• WHAT YOU NEED TO DO: Copy out each line of the material in which the word "this" appears.

━━━━━━━━

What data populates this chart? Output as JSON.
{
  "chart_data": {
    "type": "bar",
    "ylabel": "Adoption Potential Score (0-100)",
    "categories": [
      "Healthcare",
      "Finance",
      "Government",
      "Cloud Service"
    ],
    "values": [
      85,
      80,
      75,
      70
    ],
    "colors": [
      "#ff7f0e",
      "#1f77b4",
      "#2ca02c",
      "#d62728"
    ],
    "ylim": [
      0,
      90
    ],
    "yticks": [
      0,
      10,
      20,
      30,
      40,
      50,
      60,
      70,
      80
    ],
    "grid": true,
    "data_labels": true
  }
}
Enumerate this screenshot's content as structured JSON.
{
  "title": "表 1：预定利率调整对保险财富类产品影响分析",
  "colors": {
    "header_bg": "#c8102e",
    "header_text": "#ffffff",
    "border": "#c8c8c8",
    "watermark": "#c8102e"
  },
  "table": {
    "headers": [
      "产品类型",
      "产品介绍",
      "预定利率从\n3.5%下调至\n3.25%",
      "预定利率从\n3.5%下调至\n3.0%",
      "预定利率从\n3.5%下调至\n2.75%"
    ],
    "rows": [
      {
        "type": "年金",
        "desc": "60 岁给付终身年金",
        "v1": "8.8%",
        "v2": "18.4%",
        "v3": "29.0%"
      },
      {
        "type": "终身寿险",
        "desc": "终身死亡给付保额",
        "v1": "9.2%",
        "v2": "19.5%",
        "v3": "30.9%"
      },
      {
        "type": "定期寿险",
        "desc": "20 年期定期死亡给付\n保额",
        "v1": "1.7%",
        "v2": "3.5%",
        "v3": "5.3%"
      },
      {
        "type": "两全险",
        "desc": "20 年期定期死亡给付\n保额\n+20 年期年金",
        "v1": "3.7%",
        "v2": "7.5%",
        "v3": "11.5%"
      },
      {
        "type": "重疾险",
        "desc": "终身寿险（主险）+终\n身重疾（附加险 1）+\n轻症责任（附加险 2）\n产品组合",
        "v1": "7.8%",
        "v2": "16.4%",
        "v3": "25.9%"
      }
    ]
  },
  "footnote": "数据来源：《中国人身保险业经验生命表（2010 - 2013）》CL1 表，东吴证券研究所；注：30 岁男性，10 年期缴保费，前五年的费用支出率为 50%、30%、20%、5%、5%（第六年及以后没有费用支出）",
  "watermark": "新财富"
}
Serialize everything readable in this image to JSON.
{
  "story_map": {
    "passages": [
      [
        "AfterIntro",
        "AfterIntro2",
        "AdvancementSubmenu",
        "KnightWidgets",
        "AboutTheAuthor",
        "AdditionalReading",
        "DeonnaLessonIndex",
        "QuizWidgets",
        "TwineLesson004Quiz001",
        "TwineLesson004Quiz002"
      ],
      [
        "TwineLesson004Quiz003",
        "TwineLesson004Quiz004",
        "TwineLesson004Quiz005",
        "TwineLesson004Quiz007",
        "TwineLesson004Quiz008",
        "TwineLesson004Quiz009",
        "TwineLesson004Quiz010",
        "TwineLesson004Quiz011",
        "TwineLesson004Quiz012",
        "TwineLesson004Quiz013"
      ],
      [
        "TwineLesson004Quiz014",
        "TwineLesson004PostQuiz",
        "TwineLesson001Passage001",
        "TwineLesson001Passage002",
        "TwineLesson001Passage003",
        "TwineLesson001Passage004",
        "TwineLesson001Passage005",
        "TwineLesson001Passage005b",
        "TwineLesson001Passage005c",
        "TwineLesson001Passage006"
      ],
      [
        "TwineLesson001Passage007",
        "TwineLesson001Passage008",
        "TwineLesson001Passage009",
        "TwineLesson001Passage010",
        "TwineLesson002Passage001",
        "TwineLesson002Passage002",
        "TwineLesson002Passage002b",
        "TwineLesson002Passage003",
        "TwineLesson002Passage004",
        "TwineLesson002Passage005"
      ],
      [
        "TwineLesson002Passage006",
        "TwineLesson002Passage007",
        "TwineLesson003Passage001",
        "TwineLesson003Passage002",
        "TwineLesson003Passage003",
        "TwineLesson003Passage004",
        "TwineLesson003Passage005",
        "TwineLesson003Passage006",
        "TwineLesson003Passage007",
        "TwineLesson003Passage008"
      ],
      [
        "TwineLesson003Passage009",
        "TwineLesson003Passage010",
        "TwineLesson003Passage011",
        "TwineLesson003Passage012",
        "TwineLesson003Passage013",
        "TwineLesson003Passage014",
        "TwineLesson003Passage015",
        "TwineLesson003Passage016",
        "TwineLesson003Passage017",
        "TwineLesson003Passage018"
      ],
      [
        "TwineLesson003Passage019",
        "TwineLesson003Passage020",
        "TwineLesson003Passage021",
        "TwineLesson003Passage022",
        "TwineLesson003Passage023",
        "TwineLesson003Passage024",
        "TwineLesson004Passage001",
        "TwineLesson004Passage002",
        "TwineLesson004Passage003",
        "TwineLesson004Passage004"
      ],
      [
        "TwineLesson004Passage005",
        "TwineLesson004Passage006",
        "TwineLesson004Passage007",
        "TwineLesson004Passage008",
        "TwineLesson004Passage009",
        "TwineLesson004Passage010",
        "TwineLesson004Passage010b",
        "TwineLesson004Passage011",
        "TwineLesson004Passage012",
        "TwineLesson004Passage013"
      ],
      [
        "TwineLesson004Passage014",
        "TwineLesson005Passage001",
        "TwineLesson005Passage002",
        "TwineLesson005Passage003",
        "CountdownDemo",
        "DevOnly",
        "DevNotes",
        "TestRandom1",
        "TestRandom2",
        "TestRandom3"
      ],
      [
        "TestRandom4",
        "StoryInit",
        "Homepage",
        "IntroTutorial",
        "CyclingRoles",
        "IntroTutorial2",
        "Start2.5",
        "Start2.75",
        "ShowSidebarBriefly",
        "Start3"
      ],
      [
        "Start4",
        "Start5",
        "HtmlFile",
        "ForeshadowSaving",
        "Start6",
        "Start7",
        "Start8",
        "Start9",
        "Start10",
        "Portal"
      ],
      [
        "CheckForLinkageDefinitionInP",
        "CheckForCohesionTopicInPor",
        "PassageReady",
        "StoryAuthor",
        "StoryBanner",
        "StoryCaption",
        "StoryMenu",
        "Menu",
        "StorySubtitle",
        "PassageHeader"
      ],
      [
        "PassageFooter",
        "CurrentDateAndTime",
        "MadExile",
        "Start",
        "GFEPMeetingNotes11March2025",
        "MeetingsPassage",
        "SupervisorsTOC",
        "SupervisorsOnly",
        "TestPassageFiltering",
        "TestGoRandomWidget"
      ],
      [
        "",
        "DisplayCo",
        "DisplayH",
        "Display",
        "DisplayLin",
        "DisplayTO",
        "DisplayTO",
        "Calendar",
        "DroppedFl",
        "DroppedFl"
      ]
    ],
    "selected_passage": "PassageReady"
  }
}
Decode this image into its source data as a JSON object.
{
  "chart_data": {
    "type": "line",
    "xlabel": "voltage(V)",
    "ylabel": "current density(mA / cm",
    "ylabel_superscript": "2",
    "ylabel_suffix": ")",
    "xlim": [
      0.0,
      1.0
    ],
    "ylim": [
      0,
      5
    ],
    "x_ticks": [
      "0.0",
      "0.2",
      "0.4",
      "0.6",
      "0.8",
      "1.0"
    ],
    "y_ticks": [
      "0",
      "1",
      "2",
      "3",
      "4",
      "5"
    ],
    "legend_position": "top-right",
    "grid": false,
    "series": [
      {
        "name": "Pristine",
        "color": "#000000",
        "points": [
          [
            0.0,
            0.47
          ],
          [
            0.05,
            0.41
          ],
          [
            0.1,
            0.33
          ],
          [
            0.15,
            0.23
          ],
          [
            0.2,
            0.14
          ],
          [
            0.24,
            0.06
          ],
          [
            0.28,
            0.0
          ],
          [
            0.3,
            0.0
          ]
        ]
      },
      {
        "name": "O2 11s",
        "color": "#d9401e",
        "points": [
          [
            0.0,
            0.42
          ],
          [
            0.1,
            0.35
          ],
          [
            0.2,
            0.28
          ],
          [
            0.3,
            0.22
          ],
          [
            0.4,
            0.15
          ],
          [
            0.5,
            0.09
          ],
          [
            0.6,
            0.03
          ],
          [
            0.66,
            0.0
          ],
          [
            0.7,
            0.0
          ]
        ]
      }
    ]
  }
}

━━━━━━━━

• PROBLEM SOLUTION:
What data populates this chart? Output as JSON.
Enumerate this screenshot's content as structured JSON.
Serialize everything readable in this image to JSON.
Decode this image into its source data as a JSON object.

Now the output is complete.